▶ WHAT YOU NEED TO DO
For the records below, report how many lines include "Asesoría", with no accompanying text.

▶ EXERCISE DATA
..............................

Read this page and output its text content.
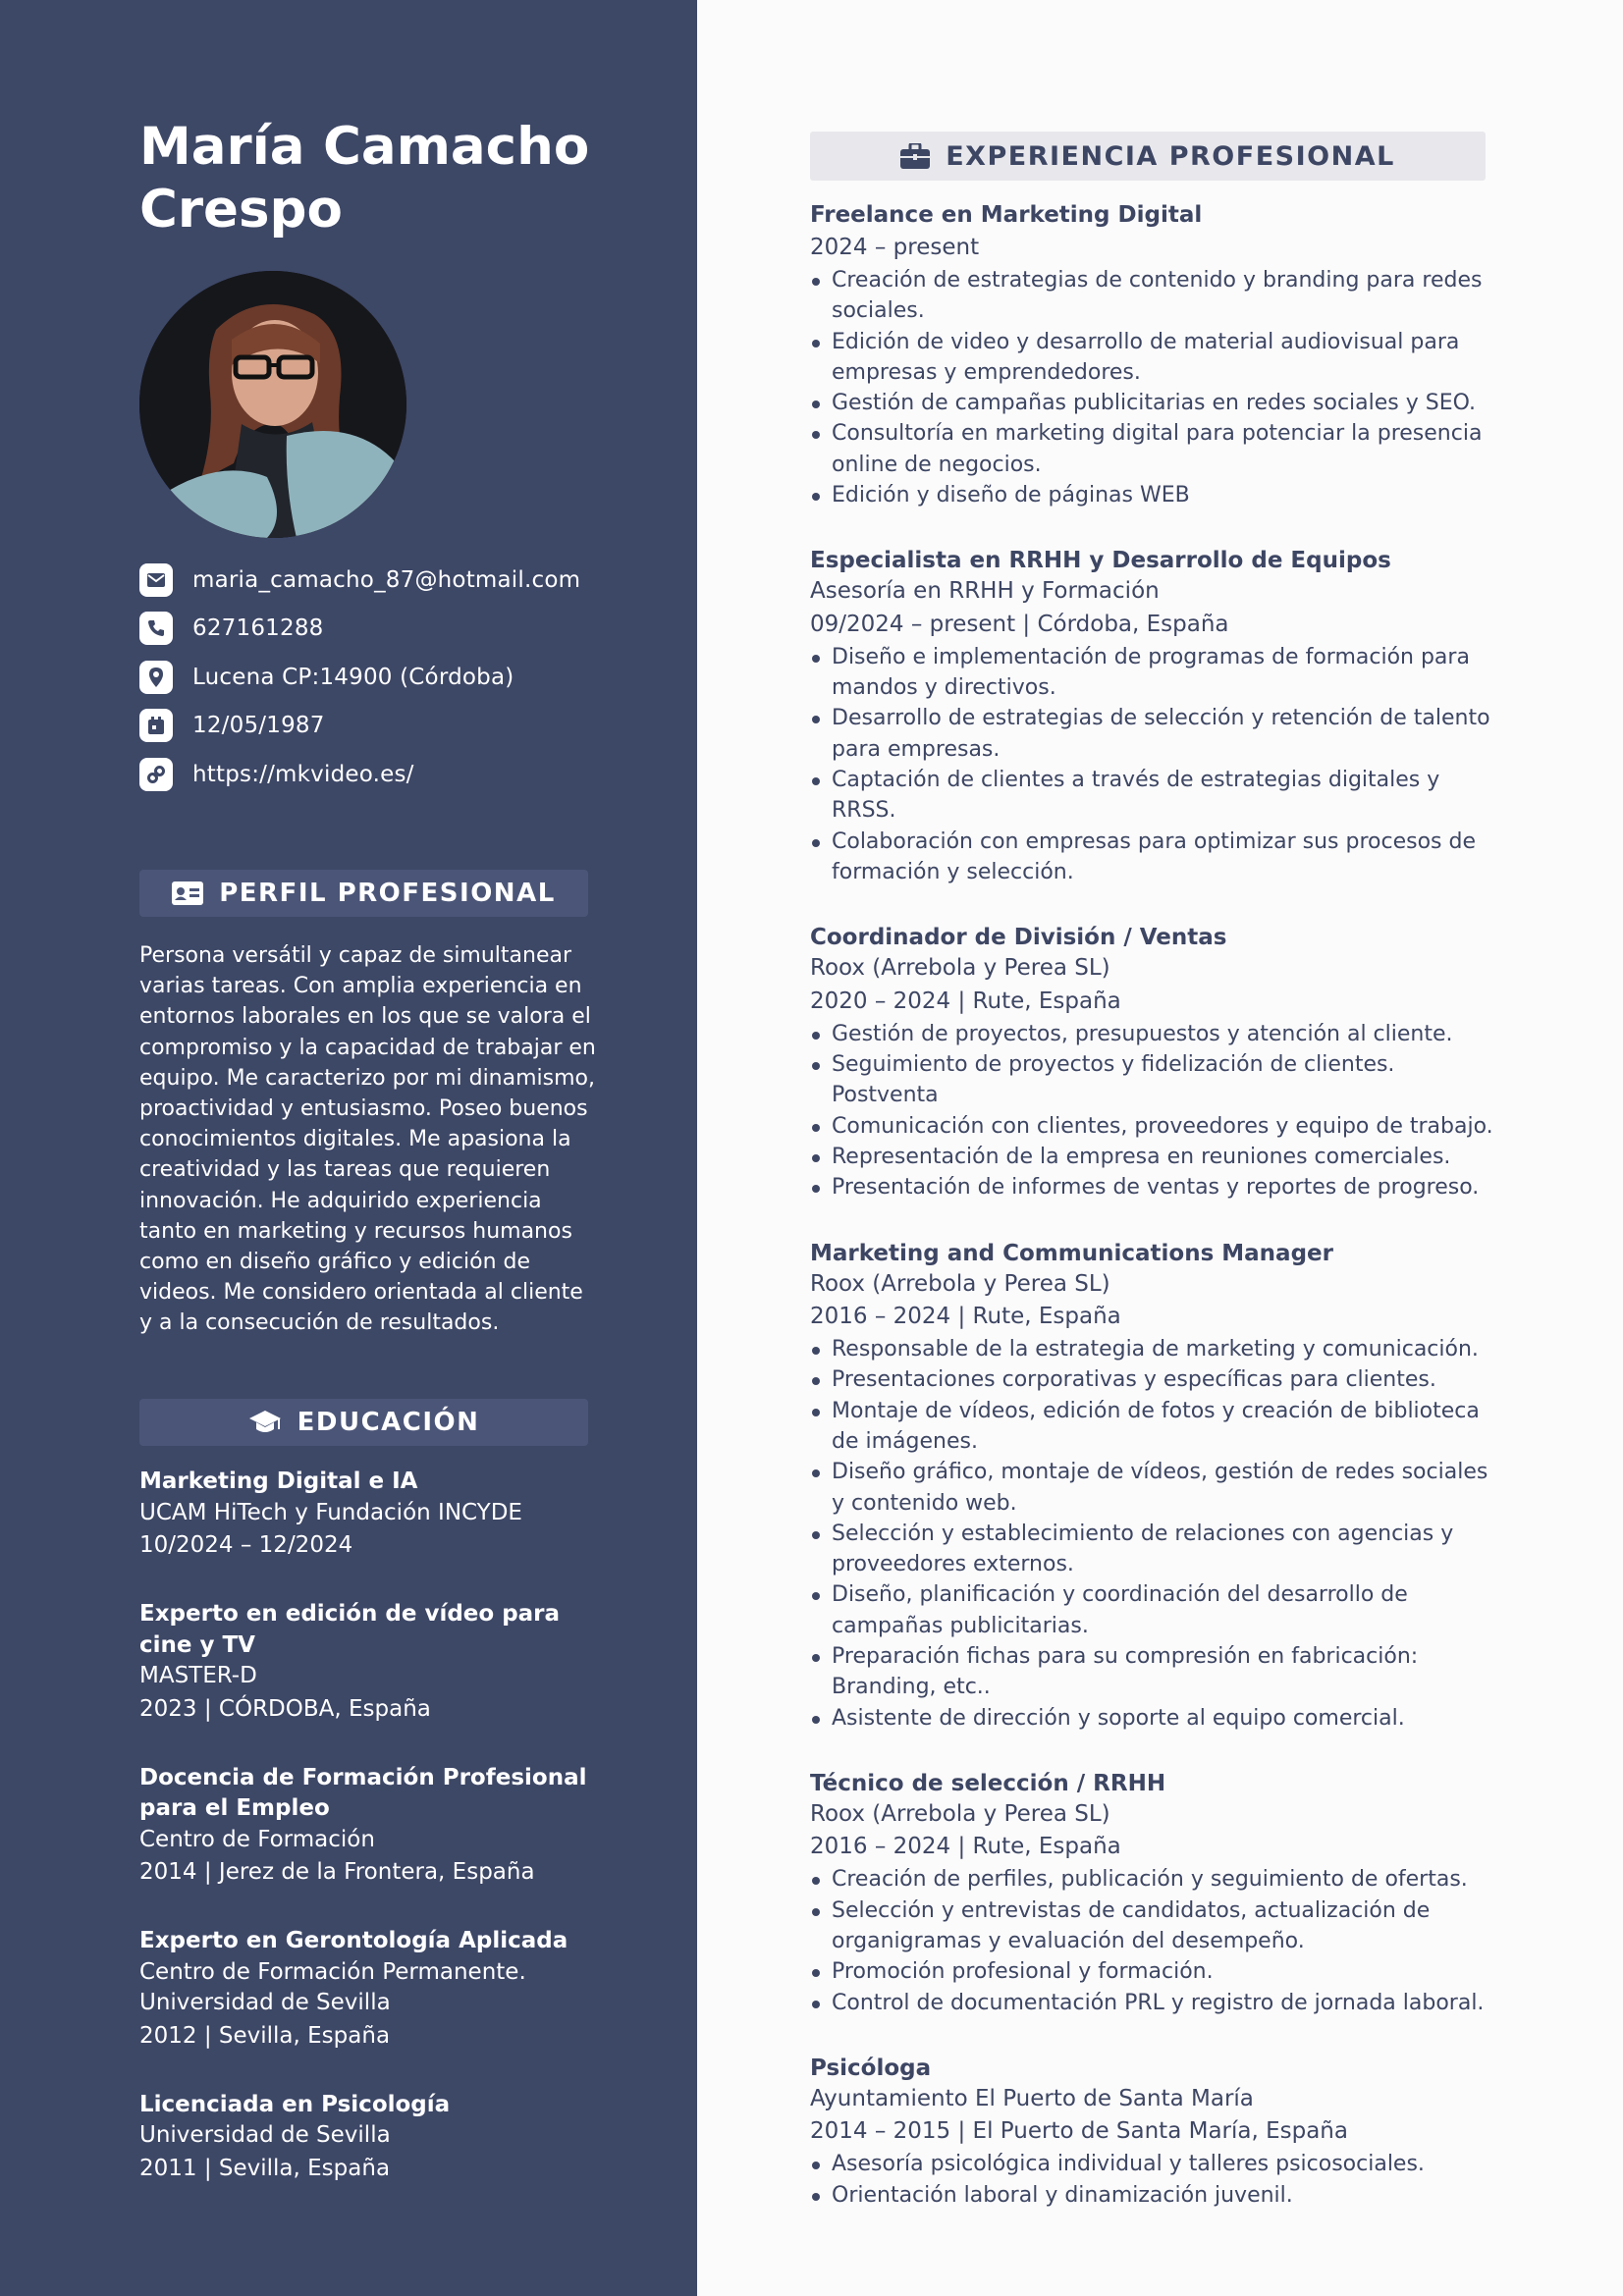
María Camacho Crespo
maria_camacho_87@hotmail.com
627161288
Lucena CP:14900 (Córdoba)
12/05/1987
https://mkvideo.es/
PERFIL PROFESIONAL

Persona versátil y capaz de simultanear varias tareas. Con amplia experiencia en entornos laborales en los que se valora el compromiso y la capacidad de trabajar en equipo. Me caracterizo por mi dinamismo, proactividad y entusiasmo. Poseo buenos conocimientos digitales. Me apasiona la creatividad y las tareas que requieren innovación. He adquirido experiencia tanto en marketing y recursos humanos como en diseño gráfico y edición de videos. Me considero orientada al cliente y a la consecución de resultados.

EDUCACIÓN
Marketing Digital e IA
UCAM HiTech y Fundación INCYDE
10/2024 – 12/2024
Experto en edición de vídeo para cine y TV
MASTER-D
2023 | CÓRDOBA, España
Docencia de Formación Profesional para el Empleo
Centro de Formación
2014 | Jerez de la Frontera, España
Experto en Gerontología Aplicada
Centro de Formación Permanente. Universidad de Sevilla
2012 | Sevilla, España
Licenciada en Psicología
Universidad de Sevilla
2011 | Sevilla, España
EXPERIENCIA PROFESIONAL
Freelance en Marketing Digital
2024 – present
Creación de estrategias de contenido y branding para redes sociales.
Edición de video y desarrollo de material audiovisual para empresas y emprendedores.
Gestión de campañas publicitarias en redes sociales y SEO.
Consultoría en marketing digital para potenciar la presencia online de negocios.
Edición y diseño de páginas WEB
Especialista en RRHH y Desarrollo de Equipos
Asesoría en RRHH y Formación
09/2024 – present | Córdoba, España
Diseño e implementación de programas de formación para mandos y directivos.
Desarrollo de estrategias de selección y retención de talento para empresas.
Captación de clientes a través de estrategias digitales y RRSS.
Colaboración con empresas para optimizar sus procesos de formación y selección.
Coordinador de División / Ventas
Roox (Arrebola y Perea SL)
2020 – 2024 | Rute, España
Gestión de proyectos, presupuestos y atención al cliente.
Seguimiento de proyectos y fidelización de clientes. Postventa
Comunicación con clientes, proveedores y equipo de trabajo.
Representación de la empresa en reuniones comerciales.
Presentación de informes de ventas y reportes de progreso.
Marketing and Communications Manager
Roox (Arrebola y Perea SL)
2016 – 2024 | Rute, España
Responsable de la estrategia de marketing y comunicación.
Presentaciones corporativas y específicas para clientes.
Montaje de vídeos, edición de fotos y creación de biblioteca de imágenes.
Diseño gráfico, montaje de vídeos, gestión de redes sociales y contenido web.
Selección y establecimiento de relaciones con agencias y proveedores externos.
Diseño, planificación y coordinación del desarrollo de campañas publicitarias.
Preparación fichas para su compresión en fabricación: Branding, etc..
Asistente de dirección y soporte al equipo comercial.
Técnico de selección / RRHH
Roox (Arrebola y Perea SL)
2016 – 2024 | Rute, España
Creación de perfiles, publicación y seguimiento de ofertas.
Selección y entrevistas de candidatos, actualización de organigramas y evaluación del desempeño.
Promoción profesional y formación.
Control de documentación PRL y registro de jornada laboral.
Psicóloga
Ayuntamiento El Puerto de Santa María
2014 – 2015 | El Puerto de Santa María, España
Asesoría psicológica individual y talleres psicosociales.
Orientación laboral y dinamización juvenil.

..............................

▶ RESULT OF THE TASK
2